Examine the entries and show every line in which the word "研究表明" is found.

[Records]
== == ==

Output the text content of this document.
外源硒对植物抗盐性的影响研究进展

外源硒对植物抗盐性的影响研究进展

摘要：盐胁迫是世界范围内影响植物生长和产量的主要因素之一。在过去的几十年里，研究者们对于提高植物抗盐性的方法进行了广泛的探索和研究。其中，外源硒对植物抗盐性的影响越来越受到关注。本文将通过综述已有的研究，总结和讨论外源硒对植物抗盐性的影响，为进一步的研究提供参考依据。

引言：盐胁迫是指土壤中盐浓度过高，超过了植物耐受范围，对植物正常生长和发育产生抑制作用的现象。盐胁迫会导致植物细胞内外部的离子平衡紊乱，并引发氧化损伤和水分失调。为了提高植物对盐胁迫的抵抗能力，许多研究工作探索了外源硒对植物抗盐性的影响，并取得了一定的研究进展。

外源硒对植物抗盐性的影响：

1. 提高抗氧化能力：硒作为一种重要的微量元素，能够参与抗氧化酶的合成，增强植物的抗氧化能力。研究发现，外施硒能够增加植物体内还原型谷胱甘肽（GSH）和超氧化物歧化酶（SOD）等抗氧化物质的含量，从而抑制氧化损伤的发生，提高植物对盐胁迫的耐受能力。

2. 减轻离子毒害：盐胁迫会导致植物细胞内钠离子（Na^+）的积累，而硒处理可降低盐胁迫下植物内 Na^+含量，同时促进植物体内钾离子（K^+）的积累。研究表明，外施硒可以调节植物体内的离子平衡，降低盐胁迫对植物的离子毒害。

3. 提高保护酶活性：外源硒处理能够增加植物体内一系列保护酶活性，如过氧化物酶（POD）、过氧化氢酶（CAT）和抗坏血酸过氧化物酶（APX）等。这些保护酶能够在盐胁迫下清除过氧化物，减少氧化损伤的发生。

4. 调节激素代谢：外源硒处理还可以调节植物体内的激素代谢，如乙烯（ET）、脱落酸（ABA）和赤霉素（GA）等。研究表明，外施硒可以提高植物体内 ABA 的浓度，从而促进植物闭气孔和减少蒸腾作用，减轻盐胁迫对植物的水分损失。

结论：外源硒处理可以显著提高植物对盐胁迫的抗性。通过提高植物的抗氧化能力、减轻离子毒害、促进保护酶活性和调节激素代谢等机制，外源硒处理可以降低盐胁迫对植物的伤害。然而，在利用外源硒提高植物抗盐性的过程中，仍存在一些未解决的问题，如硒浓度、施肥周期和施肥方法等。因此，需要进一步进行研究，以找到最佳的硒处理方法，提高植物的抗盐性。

== == ==

- [Result of the exercise]
2. 减轻离子毒害：盐胁迫会导致植物细胞内钠离子（Na^+）的积累，而硒处理可降低盐胁迫下植物内 Na^+含量，同时促进植物体内钾离子（K^+）的积累。研究表明，外施硒可以调节植物体内的离子平衡，降低盐胁迫对植物的离子毒害。
4. 调节激素代谢：外源硒处理还可以调节植物体内的激素代谢，如乙烯（ET）、脱落酸（ABA）和赤霉素（GA）等。研究表明，外施硒可以提高植物体内 ABA 的浓度，从而促进植物闭气孔和减少蒸腾作用，减轻盐胁迫对植物的水分损失。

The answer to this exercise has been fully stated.